Stored items:

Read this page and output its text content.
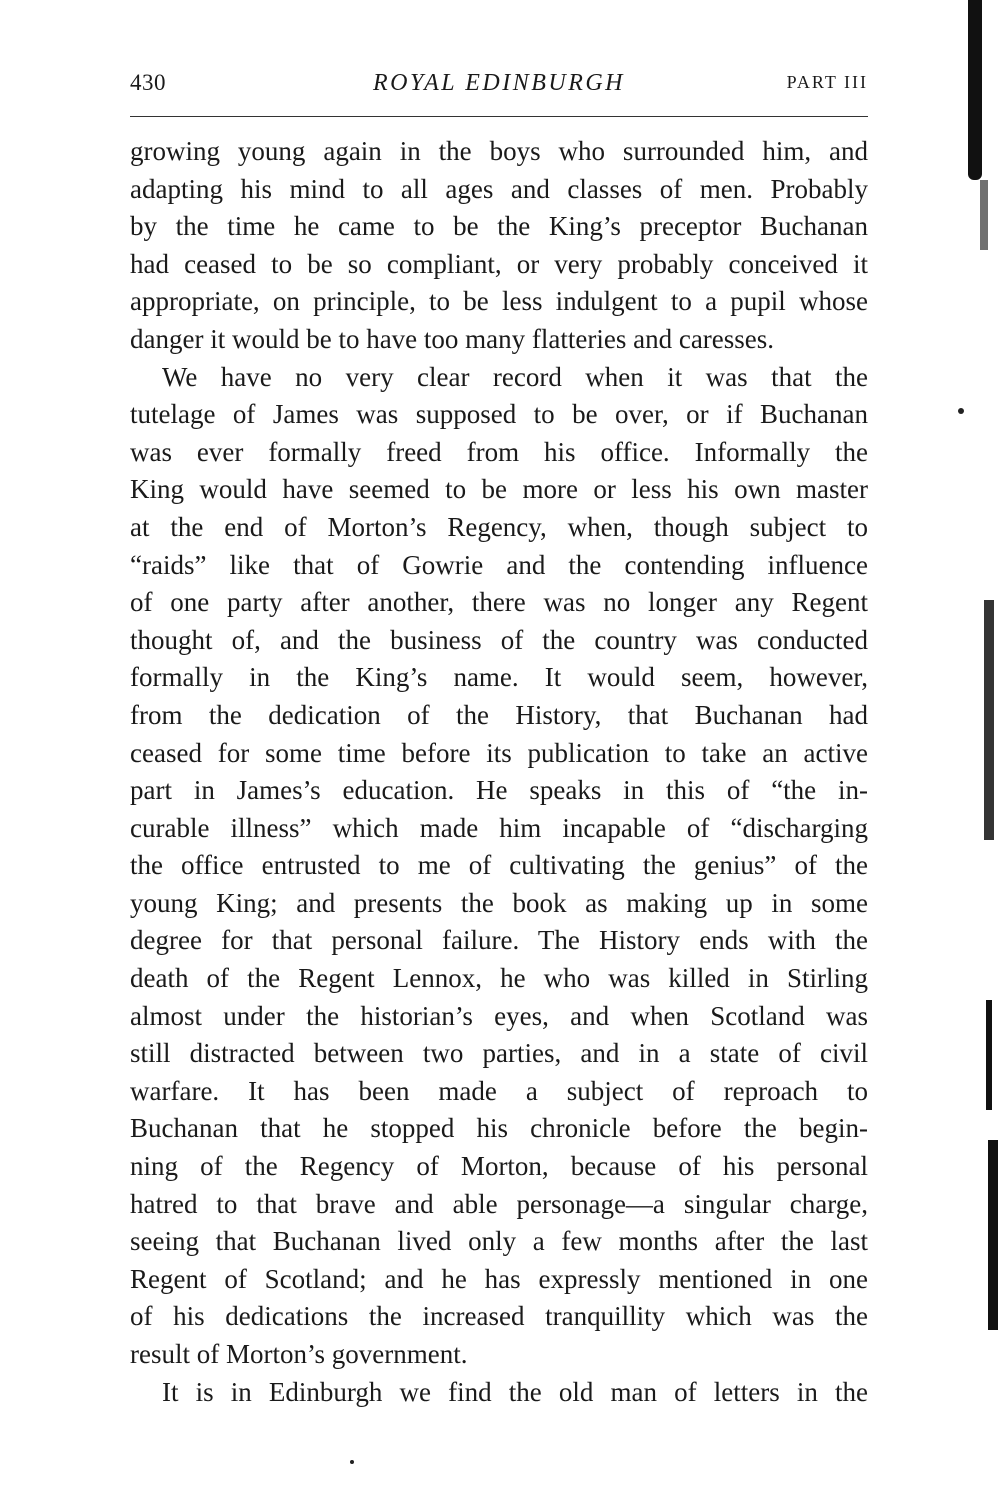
430	ROYAL EDINBURGH	PART III
growing young again in the boys who surrounded him, and
adapting his mind to all ages and classes of men. Probably
by the time he came to be the King’s preceptor Buchanan
had ceased to be so compliant, or very probably conceived it
appropriate, on principle, to be less indulgent to a pupil whose
danger it would be to have too many flatteries and caresses.
We have no very clear record when it was that the
tutelage of James was supposed to be over, or if Buchanan
was ever formally freed from his office. Informally the
King would have seemed to be more or less his own master
at the end of Morton’s Regency, when, though subject to
“raids” like that of Gowrie and the contending influence
of one party after another, there was no longer any Regent
thought of, and the business of the country was conducted
formally in the King’s name. It would seem, however,
from the dedication of the History, that Buchanan had
ceased for some time before its publication to take an active
part in James’s education. He speaks in this of “the in-
curable illness” which made him incapable of “discharging
the office entrusted to me of cultivating the genius” of the
young King; and presents the book as making up in some
degree for that personal failure. The History ends with the
death of the Regent Lennox, he who was killed in Stirling
almost under the historian’s eyes, and when Scotland was
still distracted between two parties, and in a state of civil
warfare. It has been made a subject of reproach to
Buchanan that he stopped his chronicle before the begin-
ning of the Regency of Morton, because of his personal
hatred to that brave and able personage—a singular charge,
seeing that Buchanan lived only a few months after the last
Regent of Scotland; and he has expressly mentioned in one
of his dedications the increased tranquillity which was the
result of Morton’s government.
It is in Edinburgh we find the old man of letters in the
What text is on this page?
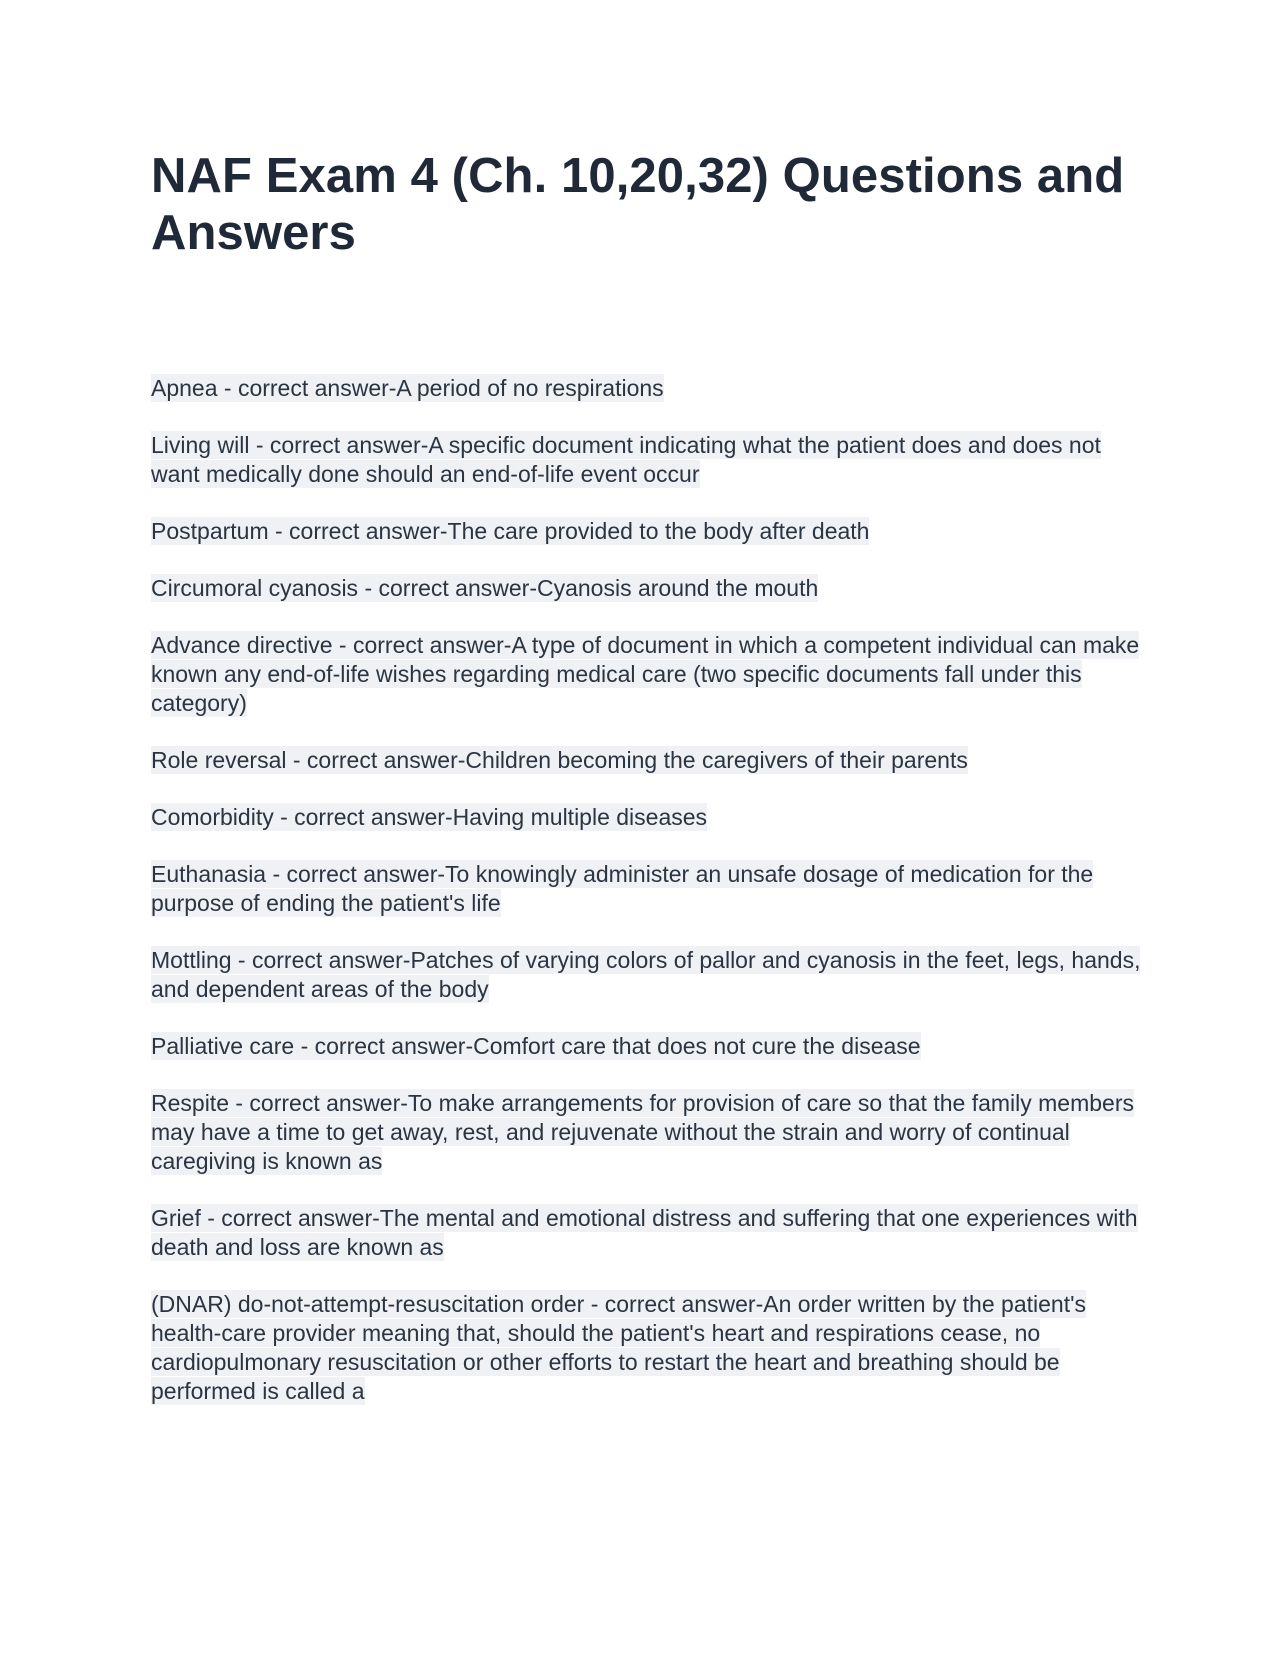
NAF Exam 4 (Ch. 10,20,32) Questions and Answers

Apnea - correct answer-A period of no respirations

Living will - correct answer-A specific document indicating what the patient does and does not want medically done should an end-of-life event occur

Postpartum - correct answer-The care provided to the body after death

Circumoral cyanosis - correct answer-Cyanosis around the mouth

Advance directive - correct answer-A type of document in which a competent individual can make known any end-of-life wishes regarding medical care (two specific documents fall under this category)

Role reversal - correct answer-Children becoming the caregivers of their parents

Comorbidity - correct answer-Having multiple diseases

Euthanasia - correct answer-To knowingly administer an unsafe dosage of medication for the purpose of ending the patient's life

Mottling - correct answer-Patches of varying colors of pallor and cyanosis in the feet, legs, hands, and dependent areas of the body

Palliative care - correct answer-Comfort care that does not cure the disease

Respite - correct answer-To make arrangements for provision of care so that the family members may have a time to get away, rest, and rejuvenate without the strain and worry of continual caregiving is known as

Grief - correct answer-The mental and emotional distress and suffering that one experiences with death and loss are known as

(DNAR) do-not-attempt-resuscitation order - correct answer-An order written by the patient's health-care provider meaning that, should the patient's heart and respirations cease, no cardiopulmonary resuscitation or other efforts to restart the heart and breathing should be performed is called a
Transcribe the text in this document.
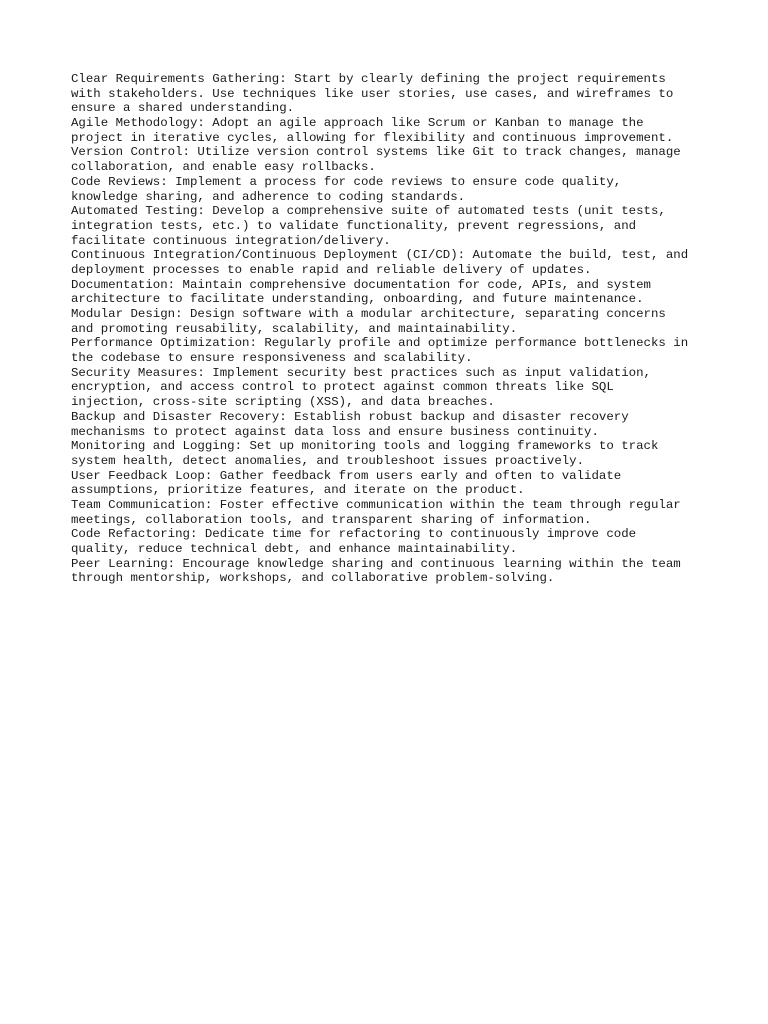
Clear Requirements Gathering: Start by clearly defining the project requirements
with stakeholders. Use techniques like user stories, use cases, and wireframes to
ensure a shared understanding.
Agile Methodology: Adopt an agile approach like Scrum or Kanban to manage the
project in iterative cycles, allowing for flexibility and continuous improvement.
Version Control: Utilize version control systems like Git to track changes, manage
collaboration, and enable easy rollbacks.
Code Reviews: Implement a process for code reviews to ensure code quality,
knowledge sharing, and adherence to coding standards.
Automated Testing: Develop a comprehensive suite of automated tests (unit tests,
integration tests, etc.) to validate functionality, prevent regressions, and
facilitate continuous integration/delivery.
Continuous Integration/Continuous Deployment (CI/CD): Automate the build, test, and
deployment processes to enable rapid and reliable delivery of updates.
Documentation: Maintain comprehensive documentation for code, APIs, and system
architecture to facilitate understanding, onboarding, and future maintenance.
Modular Design: Design software with a modular architecture, separating concerns
and promoting reusability, scalability, and maintainability.
Performance Optimization: Regularly profile and optimize performance bottlenecks in
the codebase to ensure responsiveness and scalability.
Security Measures: Implement security best practices such as input validation,
encryption, and access control to protect against common threats like SQL
injection, cross-site scripting (XSS), and data breaches.
Backup and Disaster Recovery: Establish robust backup and disaster recovery
mechanisms to protect against data loss and ensure business continuity.
Monitoring and Logging: Set up monitoring tools and logging frameworks to track
system health, detect anomalies, and troubleshoot issues proactively.
User Feedback Loop: Gather feedback from users early and often to validate
assumptions, prioritize features, and iterate on the product.
Team Communication: Foster effective communication within the team through regular
meetings, collaboration tools, and transparent sharing of information.
Code Refactoring: Dedicate time for refactoring to continuously improve code
quality, reduce technical debt, and enhance maintainability.
Peer Learning: Encourage knowledge sharing and continuous learning within the team
through mentorship, workshops, and collaborative problem-solving.
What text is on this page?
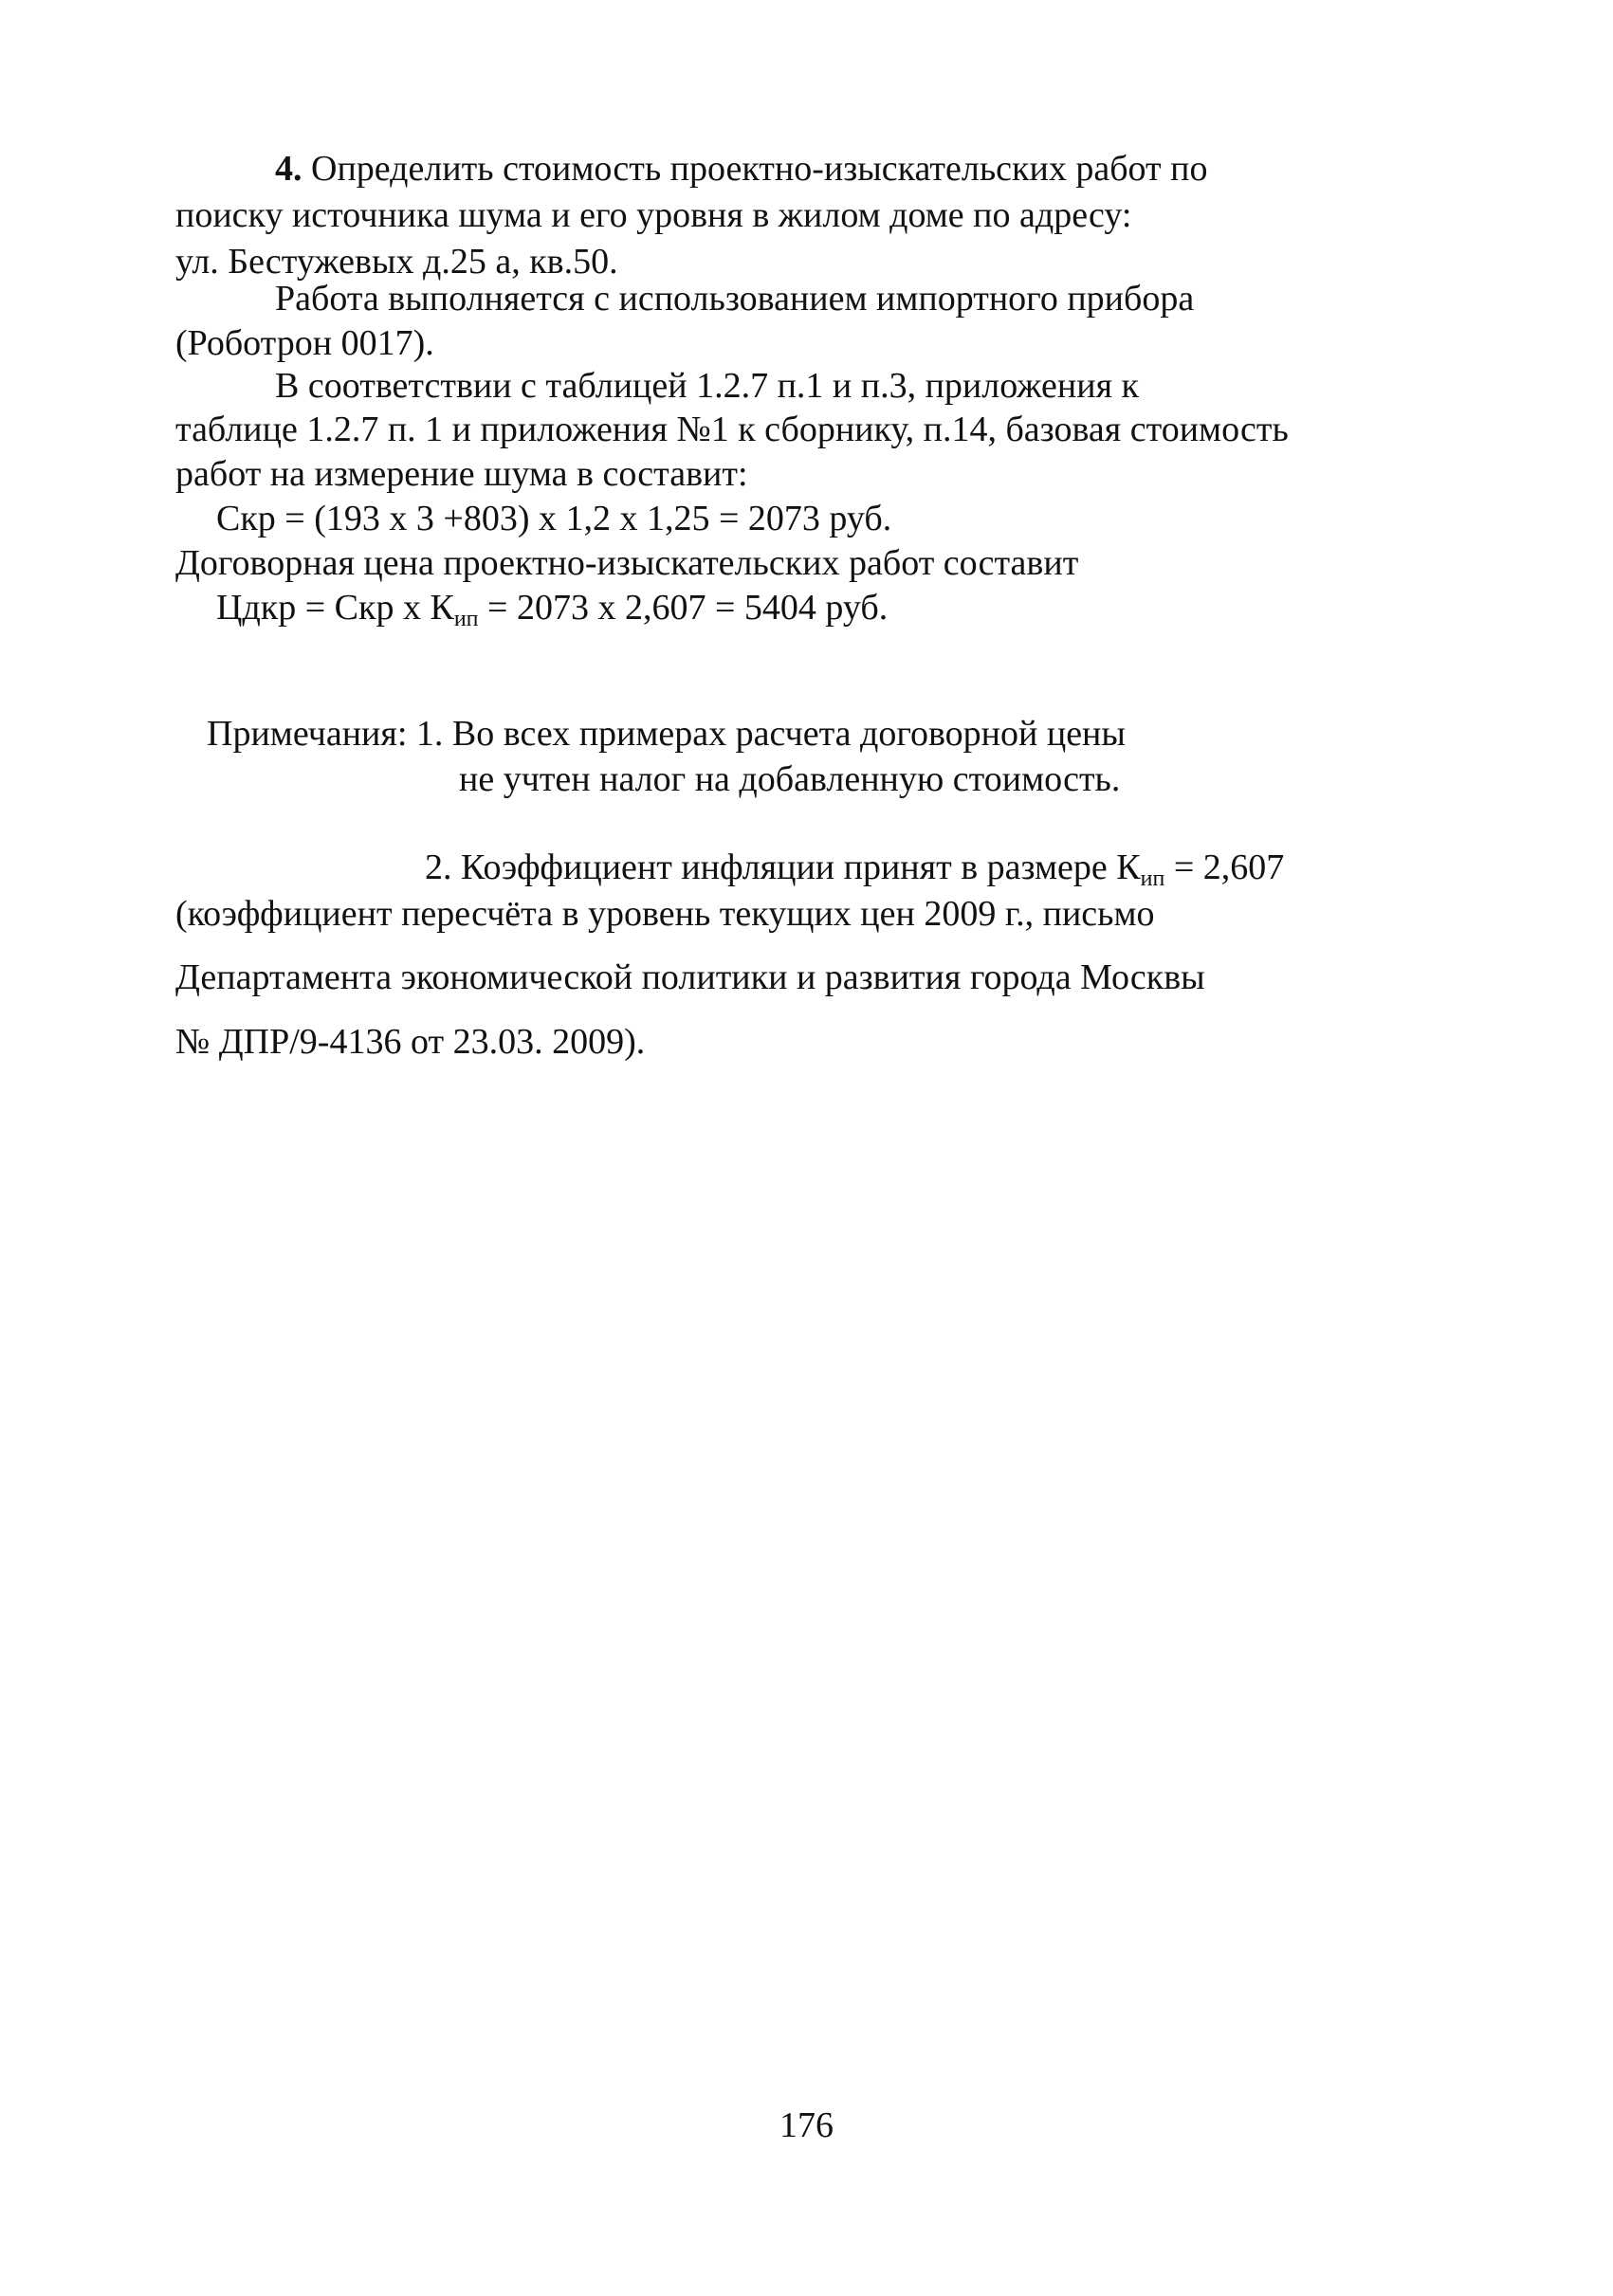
4. Определить стоимость проектно-изыскательских работ по
поиску источника шума и его уровня в жилом доме по адресу:
ул. Бестужевых д.25 а, кв.50.
Работа выполняется с использованием импортного прибора
(Роботрон 0017).
В соответствии с таблицей 1.2.7 п.1 и п.3, приложения к
таблице 1.2.7 п. 1 и приложения №1 к сборнику, п.14, базовая стоимость
работ на измерение шума в составит:
Скр = (193 х 3 +803) х 1,2 х 1,25 = 2073 руб.
Договорная цена проектно-изыскательских работ составит
Цдкр = Скр х $К_{ип} = 2073$ х 2,607 = 5404 руб.
Примечания: 1. Во всех примерах расчета договорной цены
не учтен налог на добавленную стоимость.
2. Коэффициент инфляции принят в размере $К_{ип} = 2,607$
(коэффициент пересчёта в уровень текущих цен 2009 г., письмо
Департамента экономической политики и развития города Москвы
№ ДПР/9-4136 от 23.03. 2009).
176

SET PROBLEM: Collect the lines that hold "manage".

SOLUTION TO THIS EXERCISE:
Agile Methodology: Adopt an agile approach like Scrum or Kanban to manage the
Version Control: Utilize version control systems like Git to track changes, manage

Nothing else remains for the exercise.